:: Entries from a dataset ::
════════
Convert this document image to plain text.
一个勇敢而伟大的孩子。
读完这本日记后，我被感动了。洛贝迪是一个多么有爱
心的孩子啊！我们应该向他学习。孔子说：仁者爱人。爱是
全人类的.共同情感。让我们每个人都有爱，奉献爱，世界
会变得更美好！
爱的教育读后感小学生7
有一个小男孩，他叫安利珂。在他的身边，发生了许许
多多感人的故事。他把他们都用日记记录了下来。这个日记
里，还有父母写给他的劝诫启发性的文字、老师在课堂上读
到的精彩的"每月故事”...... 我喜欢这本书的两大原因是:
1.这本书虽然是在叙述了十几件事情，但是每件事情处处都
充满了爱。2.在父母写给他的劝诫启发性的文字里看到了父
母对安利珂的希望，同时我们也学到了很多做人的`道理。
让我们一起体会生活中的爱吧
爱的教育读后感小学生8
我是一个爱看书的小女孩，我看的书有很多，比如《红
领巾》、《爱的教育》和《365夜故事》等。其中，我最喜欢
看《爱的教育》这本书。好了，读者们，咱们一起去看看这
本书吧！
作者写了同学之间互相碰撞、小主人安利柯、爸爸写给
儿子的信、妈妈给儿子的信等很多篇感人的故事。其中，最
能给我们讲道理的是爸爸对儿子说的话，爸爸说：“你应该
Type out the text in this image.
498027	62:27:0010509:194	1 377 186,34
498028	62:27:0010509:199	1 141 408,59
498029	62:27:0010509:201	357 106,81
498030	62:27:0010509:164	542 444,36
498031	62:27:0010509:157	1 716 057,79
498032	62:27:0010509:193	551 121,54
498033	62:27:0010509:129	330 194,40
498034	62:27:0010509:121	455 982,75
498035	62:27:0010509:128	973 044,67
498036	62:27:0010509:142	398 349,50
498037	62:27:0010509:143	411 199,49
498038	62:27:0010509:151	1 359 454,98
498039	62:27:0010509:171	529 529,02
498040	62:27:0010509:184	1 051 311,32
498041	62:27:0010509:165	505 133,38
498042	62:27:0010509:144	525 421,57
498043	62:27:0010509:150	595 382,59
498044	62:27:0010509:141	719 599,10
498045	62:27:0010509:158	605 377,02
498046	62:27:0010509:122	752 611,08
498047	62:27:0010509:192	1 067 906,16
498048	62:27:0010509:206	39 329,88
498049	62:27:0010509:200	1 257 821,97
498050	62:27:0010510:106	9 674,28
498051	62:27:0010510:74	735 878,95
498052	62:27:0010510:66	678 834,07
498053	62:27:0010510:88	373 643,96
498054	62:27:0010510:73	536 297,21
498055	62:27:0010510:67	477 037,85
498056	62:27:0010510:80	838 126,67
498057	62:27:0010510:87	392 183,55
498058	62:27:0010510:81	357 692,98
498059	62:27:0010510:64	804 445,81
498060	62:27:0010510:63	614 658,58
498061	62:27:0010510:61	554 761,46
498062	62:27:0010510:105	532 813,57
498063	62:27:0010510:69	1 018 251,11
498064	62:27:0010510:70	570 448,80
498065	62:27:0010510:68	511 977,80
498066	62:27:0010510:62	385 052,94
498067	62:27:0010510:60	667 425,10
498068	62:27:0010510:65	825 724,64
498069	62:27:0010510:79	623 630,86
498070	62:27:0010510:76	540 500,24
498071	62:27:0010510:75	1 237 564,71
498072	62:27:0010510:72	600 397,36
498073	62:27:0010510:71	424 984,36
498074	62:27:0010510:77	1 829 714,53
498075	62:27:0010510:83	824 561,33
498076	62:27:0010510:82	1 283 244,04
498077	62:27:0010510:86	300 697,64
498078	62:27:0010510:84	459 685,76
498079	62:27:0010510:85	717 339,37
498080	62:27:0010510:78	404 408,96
════════
:: Problem to work on ::
Quote all of the entries verbatim.

:: Response below ::
Convert this document image to plain text.
一个勇敢而伟大的孩子。
读完这本日记后，我被感动了。洛贝迪是一个多么有爱
心的孩子啊！我们应该向他学习。孔子说：仁者爱人。爱是
全人类的.共同情感。让我们每个人都有爱，奉献爱，世界
会变得更美好！
爱的教育读后感小学生7
有一个小男孩，他叫安利珂。在他的身边，发生了许许
多多感人的故事。他把他们都用日记记录了下来。这个日记
里，还有父母写给他的劝诫启发性的文字、老师在课堂上读
到的精彩的"每月故事”...... 我喜欢这本书的两大原因是:
1.这本书虽然是在叙述了十几件事情，但是每件事情处处都
充满了爱。2.在父母写给他的劝诫启发性的文字里看到了父
母对安利珂的希望，同时我们也学到了很多做人的`道理。
让我们一起体会生活中的爱吧
爱的教育读后感小学生8
我是一个爱看书的小女孩，我看的书有很多，比如《红
领巾》、《爱的教育》和《365夜故事》等。其中，我最喜欢
看《爱的教育》这本书。好了，读者们，咱们一起去看看这
本书吧！
作者写了同学之间互相碰撞、小主人安利柯、爸爸写给
儿子的信、妈妈给儿子的信等很多篇感人的故事。其中，最
能给我们讲道理的是爸爸对儿子说的话，爸爸说：“你应该
Type out the text in this image.
498027	62:27:0010509:194	1 377 186,34
498028	62:27:0010509:199	1 141 408,59
498029	62:27:0010509:201	357 106,81
498030	62:27:0010509:164	542 444,36
498031	62:27:0010509:157	1 716 057,79
498032	62:27:0010509:193	551 121,54
498033	62:27:0010509:129	330 194,40
498034	62:27:0010509:121	455 982,75
498035	62:27:0010509:128	973 044,67
498036	62:27:0010509:142	398 349,50
498037	62:27:0010509:143	411 199,49
498038	62:27:0010509:151	1 359 454,98
498039	62:27:0010509:171	529 529,02
498040	62:27:0010509:184	1 051 311,32
498041	62:27:0010509:165	505 133,38
498042	62:27:0010509:144	525 421,57
498043	62:27:0010509:150	595 382,59
498044	62:27:0010509:141	719 599,10
498045	62:27:0010509:158	605 377,02
498046	62:27:0010509:122	752 611,08
498047	62:27:0010509:192	1 067 906,16
498048	62:27:0010509:206	39 329,88
498049	62:27:0010509:200	1 257 821,97
498050	62:27:0010510:106	9 674,28
498051	62:27:0010510:74	735 878,95
498052	62:27:0010510:66	678 834,07
498053	62:27:0010510:88	373 643,96
498054	62:27:0010510:73	536 297,21
498055	62:27:0010510:67	477 037,85
498056	62:27:0010510:80	838 126,67
498057	62:27:0010510:87	392 183,55
498058	62:27:0010510:81	357 692,98
498059	62:27:0010510:64	804 445,81
498060	62:27:0010510:63	614 658,58
498061	62:27:0010510:61	554 761,46
498062	62:27:0010510:105	532 813,57
498063	62:27:0010510:69	1 018 251,11
498064	62:27:0010510:70	570 448,80
498065	62:27:0010510:68	511 977,80
498066	62:27:0010510:62	385 052,94
498067	62:27:0010510:60	667 425,10
498068	62:27:0010510:65	825 724,64
498069	62:27:0010510:79	623 630,86
498070	62:27:0010510:76	540 500,24
498071	62:27:0010510:75	1 237 564,71
498072	62:27:0010510:72	600 397,36
498073	62:27:0010510:71	424 984,36
498074	62:27:0010510:77	1 829 714,53
498075	62:27:0010510:83	824 561,33
498076	62:27:0010510:82	1 283 244,04
498077	62:27:0010510:86	300 697,64
498078	62:27:0010510:84	459 685,76
498079	62:27:0010510:85	717 339,37
498080	62:27:0010510:78	404 408,96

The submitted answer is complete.